**DATASET:**

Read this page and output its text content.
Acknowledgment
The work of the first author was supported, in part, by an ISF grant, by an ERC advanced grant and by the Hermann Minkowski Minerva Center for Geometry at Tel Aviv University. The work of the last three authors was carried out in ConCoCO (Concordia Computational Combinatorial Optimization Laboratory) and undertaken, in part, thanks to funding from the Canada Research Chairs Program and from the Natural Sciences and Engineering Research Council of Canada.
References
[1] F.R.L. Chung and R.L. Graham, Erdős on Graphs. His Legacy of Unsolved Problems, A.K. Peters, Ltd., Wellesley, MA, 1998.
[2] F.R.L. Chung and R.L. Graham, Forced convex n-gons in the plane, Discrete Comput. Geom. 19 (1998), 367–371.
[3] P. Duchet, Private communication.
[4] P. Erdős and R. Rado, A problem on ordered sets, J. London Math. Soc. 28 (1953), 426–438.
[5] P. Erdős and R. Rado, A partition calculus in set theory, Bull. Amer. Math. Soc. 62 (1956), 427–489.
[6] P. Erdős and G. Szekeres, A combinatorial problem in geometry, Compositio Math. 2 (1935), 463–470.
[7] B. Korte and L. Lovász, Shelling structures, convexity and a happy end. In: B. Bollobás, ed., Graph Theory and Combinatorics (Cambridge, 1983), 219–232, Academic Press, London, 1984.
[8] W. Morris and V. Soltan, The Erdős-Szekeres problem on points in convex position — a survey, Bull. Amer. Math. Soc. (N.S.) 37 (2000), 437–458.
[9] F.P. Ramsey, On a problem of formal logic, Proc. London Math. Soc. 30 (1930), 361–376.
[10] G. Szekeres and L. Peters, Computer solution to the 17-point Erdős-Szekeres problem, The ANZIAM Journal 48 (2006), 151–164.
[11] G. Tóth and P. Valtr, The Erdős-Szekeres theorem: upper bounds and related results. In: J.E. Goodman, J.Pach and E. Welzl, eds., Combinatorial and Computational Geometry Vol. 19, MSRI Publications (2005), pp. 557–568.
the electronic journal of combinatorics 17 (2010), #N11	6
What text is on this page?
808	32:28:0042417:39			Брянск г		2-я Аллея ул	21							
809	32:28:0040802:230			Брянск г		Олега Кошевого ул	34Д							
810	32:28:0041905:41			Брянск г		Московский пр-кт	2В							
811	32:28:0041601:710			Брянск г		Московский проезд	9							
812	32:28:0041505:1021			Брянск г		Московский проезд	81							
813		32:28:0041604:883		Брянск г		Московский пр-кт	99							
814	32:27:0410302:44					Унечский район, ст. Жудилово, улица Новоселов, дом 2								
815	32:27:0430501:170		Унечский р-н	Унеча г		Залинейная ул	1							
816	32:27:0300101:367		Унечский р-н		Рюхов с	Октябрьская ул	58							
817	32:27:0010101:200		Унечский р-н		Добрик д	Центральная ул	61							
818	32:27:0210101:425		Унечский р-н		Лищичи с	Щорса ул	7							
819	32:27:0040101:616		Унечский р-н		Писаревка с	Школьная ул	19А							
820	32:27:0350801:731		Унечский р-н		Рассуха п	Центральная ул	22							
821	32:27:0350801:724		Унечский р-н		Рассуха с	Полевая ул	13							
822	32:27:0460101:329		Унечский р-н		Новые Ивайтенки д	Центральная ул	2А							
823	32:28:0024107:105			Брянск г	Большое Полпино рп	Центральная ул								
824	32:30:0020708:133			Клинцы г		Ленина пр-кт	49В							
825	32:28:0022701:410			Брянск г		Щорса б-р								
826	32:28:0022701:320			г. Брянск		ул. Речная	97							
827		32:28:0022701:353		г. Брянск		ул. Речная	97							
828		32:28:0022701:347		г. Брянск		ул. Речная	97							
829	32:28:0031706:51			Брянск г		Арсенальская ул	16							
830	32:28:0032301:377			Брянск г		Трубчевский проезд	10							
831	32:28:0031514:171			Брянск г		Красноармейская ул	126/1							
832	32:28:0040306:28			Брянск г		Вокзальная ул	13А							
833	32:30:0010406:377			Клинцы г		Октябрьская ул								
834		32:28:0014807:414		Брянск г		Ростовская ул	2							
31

**PROBLEM TO SOLVE:** Every entry must be retyped in full, exactly as given.

**TASK OUTPUT:**
Read this page and output its text content.
Acknowledgment
The work of the first author was supported, in part, by an ISF grant, by an ERC advanced grant and by the Hermann Minkowski Minerva Center for Geometry at Tel Aviv University. The work of the last three authors was carried out in ConCoCO (Concordia Computational Combinatorial Optimization Laboratory) and undertaken, in part, thanks to funding from the Canada Research Chairs Program and from the Natural Sciences and Engineering Research Council of Canada.
References
[1] F.R.L. Chung and R.L. Graham, Erdős on Graphs. His Legacy of Unsolved Problems, A.K. Peters, Ltd., Wellesley, MA, 1998.
[2] F.R.L. Chung and R.L. Graham, Forced convex n-gons in the plane, Discrete Comput. Geom. 19 (1998), 367–371.
[3] P. Duchet, Private communication.
[4] P. Erdős and R. Rado, A problem on ordered sets, J. London Math. Soc. 28 (1953), 426–438.
[5] P. Erdős and R. Rado, A partition calculus in set theory, Bull. Amer. Math. Soc. 62 (1956), 427–489.
[6] P. Erdős and G. Szekeres, A combinatorial problem in geometry, Compositio Math. 2 (1935), 463–470.
[7] B. Korte and L. Lovász, Shelling structures, convexity and a happy end. In: B. Bollobás, ed., Graph Theory and Combinatorics (Cambridge, 1983), 219–232, Academic Press, London, 1984.
[8] W. Morris and V. Soltan, The Erdős-Szekeres problem on points in convex position — a survey, Bull. Amer. Math. Soc. (N.S.) 37 (2000), 437–458.
[9] F.P. Ramsey, On a problem of formal logic, Proc. London Math. Soc. 30 (1930), 361–376.
[10] G. Szekeres and L. Peters, Computer solution to the 17-point Erdős-Szekeres problem, The ANZIAM Journal 48 (2006), 151–164.
[11] G. Tóth and P. Valtr, The Erdős-Szekeres theorem: upper bounds and related results. In: J.E. Goodman, J.Pach and E. Welzl, eds., Combinatorial and Computational Geometry Vol. 19, MSRI Publications (2005), pp. 557–568.
the electronic journal of combinatorics 17 (2010), #N11	6
What text is on this page?
808	32:28:0042417:39			Брянск г		2-я Аллея ул	21							
809	32:28:0040802:230			Брянск г		Олега Кошевого ул	34Д							
810	32:28:0041905:41			Брянск г		Московский пр-кт	2В							
811	32:28:0041601:710			Брянск г		Московский проезд	9							
812	32:28:0041505:1021			Брянск г		Московский проезд	81							
813		32:28:0041604:883		Брянск г		Московский пр-кт	99							
814	32:27:0410302:44					Унечский район, ст. Жудилово, улица Новоселов, дом 2								
815	32:27:0430501:170		Унечский р-н	Унеча г		Залинейная ул	1							
816	32:27:0300101:367		Унечский р-н		Рюхов с	Октябрьская ул	58							
817	32:27:0010101:200		Унечский р-н		Добрик д	Центральная ул	61							
818	32:27:0210101:425		Унечский р-н		Лищичи с	Щорса ул	7							
819	32:27:0040101:616		Унечский р-н		Писаревка с	Школьная ул	19А							
820	32:27:0350801:731		Унечский р-н		Рассуха п	Центральная ул	22							
821	32:27:0350801:724		Унечский р-н		Рассуха с	Полевая ул	13							
822	32:27:0460101:329		Унечский р-н		Новые Ивайтенки д	Центральная ул	2А							
823	32:28:0024107:105			Брянск г	Большое Полпино рп	Центральная ул								
824	32:30:0020708:133			Клинцы г		Ленина пр-кт	49В							
825	32:28:0022701:410			Брянск г		Щорса б-р								
826	32:28:0022701:320			г. Брянск		ул. Речная	97							
827		32:28:0022701:353		г. Брянск		ул. Речная	97							
828		32:28:0022701:347		г. Брянск		ул. Речная	97							
829	32:28:0031706:51			Брянск г		Арсенальская ул	16							
830	32:28:0032301:377			Брянск г		Трубчевский проезд	10							
831	32:28:0031514:171			Брянск г		Красноармейская ул	126/1							
832	32:28:0040306:28			Брянск г		Вокзальная ул	13А							
833	32:30:0010406:377			Клинцы г		Октябрьская ул								
834		32:28:0014807:414		Брянск г		Ростовская ул	2							
31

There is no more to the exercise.